_EXERCISE_
Report only how many lines of the entries below contain the string "LDDT".
### MATERIAL FOR THIS TASK
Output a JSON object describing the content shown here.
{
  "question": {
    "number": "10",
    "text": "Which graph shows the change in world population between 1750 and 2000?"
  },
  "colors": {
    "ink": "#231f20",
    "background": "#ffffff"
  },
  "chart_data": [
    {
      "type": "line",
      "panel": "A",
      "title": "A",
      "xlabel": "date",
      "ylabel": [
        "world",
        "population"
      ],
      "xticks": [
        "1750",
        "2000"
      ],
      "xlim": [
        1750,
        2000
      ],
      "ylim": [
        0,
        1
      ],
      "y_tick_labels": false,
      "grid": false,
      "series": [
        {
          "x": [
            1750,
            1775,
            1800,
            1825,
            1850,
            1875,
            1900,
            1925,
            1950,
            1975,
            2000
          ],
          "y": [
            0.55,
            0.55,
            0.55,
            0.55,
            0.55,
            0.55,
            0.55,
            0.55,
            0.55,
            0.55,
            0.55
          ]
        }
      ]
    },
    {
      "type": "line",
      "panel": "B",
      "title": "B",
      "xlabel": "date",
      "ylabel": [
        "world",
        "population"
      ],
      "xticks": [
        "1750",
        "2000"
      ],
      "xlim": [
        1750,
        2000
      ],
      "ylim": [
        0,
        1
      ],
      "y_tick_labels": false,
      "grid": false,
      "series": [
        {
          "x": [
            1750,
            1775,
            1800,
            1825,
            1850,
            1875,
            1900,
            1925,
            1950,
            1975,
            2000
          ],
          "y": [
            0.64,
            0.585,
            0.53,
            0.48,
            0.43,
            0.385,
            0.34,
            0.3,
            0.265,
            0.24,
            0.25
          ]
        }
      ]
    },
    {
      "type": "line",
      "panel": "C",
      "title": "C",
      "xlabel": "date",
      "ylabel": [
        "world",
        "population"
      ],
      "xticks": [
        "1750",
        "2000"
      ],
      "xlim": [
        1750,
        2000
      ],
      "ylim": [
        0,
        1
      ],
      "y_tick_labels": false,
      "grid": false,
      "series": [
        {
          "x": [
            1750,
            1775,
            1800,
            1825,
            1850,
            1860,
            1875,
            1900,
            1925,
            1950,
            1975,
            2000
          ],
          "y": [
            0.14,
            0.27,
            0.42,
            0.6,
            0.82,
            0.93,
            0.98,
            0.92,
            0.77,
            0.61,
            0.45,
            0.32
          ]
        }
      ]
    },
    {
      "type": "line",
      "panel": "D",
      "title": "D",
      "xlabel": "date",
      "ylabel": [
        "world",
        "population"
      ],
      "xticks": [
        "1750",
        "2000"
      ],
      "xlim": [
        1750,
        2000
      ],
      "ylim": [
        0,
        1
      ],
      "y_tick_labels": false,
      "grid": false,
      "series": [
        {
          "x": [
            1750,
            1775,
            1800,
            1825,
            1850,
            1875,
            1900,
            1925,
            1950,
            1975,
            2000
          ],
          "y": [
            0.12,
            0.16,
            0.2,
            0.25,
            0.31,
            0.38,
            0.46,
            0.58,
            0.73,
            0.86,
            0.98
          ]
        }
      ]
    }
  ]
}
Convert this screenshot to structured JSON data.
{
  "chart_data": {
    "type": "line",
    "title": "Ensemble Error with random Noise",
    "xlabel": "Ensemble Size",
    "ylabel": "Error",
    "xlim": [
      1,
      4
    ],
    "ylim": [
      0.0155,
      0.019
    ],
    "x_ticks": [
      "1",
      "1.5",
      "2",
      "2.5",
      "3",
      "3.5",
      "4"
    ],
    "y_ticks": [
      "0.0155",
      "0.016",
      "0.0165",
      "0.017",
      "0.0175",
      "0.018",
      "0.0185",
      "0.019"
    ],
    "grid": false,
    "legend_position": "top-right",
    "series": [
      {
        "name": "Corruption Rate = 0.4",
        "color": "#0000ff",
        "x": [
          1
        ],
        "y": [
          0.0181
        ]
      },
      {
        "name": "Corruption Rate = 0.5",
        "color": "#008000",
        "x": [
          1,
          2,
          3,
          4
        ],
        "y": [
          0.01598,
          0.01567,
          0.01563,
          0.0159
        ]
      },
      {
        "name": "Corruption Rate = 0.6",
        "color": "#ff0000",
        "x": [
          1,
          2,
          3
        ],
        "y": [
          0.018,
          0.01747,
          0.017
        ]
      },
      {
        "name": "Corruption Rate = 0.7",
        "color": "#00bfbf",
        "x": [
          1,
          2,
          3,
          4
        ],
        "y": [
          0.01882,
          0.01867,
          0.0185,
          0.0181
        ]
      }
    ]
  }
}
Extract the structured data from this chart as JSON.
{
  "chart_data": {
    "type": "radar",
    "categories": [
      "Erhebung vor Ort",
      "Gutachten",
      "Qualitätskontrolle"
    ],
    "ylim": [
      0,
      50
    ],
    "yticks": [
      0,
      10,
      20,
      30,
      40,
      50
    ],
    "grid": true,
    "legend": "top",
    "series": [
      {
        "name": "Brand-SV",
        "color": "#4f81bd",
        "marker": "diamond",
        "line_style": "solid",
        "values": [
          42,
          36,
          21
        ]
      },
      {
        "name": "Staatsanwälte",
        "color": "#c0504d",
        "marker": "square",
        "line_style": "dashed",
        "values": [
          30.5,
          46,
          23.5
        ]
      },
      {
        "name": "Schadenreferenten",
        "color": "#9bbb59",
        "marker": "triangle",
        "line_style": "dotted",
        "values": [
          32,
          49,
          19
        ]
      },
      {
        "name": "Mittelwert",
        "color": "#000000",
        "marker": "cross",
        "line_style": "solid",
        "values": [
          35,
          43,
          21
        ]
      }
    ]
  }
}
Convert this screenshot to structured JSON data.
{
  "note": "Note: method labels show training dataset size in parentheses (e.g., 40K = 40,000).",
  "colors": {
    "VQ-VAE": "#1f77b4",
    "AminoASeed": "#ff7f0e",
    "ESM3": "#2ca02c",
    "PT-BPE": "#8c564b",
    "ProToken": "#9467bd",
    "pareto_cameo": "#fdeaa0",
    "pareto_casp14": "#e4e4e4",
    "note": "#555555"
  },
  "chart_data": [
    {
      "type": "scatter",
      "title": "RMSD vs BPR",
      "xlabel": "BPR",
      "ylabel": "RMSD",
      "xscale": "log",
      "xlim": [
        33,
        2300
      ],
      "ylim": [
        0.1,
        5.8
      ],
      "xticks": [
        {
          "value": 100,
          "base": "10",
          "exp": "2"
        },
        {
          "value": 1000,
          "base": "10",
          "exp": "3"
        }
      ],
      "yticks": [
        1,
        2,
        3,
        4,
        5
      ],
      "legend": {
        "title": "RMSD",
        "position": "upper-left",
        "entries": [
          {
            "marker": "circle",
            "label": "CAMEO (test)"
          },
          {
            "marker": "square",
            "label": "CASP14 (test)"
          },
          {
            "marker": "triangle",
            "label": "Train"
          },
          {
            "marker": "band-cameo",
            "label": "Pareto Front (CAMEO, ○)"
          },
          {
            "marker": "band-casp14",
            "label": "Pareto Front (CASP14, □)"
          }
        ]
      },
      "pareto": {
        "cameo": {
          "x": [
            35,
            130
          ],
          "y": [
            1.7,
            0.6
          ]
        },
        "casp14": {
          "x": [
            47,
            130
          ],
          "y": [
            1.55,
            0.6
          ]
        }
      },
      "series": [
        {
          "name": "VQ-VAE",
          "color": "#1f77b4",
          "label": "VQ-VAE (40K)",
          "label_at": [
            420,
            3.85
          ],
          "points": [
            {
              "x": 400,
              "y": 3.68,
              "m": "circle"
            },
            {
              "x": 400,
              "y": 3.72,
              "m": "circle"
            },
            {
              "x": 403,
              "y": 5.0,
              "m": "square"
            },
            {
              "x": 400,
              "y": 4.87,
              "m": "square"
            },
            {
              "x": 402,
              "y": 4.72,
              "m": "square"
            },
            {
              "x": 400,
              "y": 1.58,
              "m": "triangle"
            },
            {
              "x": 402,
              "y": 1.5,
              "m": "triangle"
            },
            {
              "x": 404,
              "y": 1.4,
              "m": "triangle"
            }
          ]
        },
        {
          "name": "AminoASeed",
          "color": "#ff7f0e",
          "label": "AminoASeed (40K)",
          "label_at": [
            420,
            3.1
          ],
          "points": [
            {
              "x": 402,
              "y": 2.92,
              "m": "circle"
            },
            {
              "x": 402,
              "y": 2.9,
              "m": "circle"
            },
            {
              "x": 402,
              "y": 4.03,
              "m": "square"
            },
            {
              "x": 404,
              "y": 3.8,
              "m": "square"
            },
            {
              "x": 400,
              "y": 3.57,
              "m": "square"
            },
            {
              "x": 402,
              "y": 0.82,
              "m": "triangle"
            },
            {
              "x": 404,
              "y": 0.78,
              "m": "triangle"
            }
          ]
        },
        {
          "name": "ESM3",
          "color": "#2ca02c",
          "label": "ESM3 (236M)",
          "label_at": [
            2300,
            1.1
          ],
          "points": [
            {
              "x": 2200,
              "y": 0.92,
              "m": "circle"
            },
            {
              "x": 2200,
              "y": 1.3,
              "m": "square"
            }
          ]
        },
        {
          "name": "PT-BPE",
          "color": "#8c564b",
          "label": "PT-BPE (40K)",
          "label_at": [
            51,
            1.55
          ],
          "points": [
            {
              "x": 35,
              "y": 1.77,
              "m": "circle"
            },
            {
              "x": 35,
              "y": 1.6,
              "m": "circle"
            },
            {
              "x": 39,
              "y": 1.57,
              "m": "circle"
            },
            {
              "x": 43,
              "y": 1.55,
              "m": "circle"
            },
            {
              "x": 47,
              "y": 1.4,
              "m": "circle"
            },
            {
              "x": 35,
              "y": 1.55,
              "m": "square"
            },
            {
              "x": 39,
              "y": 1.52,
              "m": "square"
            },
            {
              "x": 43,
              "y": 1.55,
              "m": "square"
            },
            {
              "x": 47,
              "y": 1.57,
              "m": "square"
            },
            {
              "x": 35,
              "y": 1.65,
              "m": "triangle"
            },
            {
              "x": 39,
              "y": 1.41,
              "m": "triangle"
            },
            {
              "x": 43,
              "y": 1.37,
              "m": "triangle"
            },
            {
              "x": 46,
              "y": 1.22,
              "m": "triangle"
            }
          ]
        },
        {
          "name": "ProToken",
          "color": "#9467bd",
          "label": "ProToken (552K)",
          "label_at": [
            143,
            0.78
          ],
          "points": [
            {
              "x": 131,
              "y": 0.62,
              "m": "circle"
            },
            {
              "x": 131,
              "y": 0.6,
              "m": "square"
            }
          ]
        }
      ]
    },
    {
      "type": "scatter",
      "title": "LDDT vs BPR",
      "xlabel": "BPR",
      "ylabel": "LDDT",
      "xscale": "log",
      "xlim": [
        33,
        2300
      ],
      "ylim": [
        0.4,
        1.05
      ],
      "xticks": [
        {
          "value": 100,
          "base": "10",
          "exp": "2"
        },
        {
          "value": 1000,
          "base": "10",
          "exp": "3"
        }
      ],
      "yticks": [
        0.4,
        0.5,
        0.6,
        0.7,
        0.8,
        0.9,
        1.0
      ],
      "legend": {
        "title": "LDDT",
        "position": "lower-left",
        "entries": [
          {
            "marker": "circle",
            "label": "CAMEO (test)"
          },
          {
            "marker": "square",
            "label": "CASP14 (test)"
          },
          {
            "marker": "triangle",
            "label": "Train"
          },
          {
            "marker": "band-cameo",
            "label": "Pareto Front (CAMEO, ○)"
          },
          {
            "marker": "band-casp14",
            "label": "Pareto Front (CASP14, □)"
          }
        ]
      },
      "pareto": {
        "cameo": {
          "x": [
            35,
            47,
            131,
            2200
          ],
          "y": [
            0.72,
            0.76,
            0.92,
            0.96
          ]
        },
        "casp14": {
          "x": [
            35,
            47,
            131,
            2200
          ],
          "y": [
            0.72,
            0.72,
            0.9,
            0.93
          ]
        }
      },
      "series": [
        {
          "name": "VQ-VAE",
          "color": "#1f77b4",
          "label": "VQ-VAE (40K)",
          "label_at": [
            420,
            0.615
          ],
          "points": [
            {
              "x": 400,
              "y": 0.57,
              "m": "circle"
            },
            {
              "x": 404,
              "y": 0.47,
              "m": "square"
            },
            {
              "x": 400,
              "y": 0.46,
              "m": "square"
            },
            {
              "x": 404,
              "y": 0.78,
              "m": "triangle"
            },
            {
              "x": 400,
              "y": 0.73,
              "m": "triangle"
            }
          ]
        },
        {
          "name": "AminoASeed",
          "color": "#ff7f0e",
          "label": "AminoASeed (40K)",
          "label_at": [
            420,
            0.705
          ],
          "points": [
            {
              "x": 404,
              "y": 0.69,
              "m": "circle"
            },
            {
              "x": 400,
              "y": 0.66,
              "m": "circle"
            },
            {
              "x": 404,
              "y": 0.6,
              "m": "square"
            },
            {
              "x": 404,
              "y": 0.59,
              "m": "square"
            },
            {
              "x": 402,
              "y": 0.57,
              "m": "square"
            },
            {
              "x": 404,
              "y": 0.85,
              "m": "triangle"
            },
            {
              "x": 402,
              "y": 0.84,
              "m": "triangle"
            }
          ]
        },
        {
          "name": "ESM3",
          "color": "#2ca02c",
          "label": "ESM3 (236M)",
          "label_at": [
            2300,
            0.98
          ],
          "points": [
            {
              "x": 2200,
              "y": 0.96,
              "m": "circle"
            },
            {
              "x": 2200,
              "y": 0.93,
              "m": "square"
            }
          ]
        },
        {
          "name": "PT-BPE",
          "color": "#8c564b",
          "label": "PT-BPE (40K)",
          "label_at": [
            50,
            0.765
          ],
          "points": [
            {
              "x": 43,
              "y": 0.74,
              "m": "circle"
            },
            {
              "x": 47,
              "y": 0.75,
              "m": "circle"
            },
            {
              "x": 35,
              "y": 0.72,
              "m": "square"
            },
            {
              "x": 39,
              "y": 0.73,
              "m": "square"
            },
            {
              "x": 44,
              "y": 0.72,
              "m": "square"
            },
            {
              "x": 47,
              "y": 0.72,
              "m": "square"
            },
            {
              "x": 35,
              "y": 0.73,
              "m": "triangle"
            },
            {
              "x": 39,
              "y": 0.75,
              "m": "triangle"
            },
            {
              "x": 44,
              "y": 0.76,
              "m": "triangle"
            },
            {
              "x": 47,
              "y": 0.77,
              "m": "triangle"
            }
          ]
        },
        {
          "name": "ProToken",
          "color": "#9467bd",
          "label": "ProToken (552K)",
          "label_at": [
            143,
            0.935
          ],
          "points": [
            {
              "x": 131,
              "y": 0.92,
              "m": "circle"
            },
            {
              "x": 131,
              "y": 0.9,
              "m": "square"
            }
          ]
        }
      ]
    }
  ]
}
######
_TASK OUTPUT_
3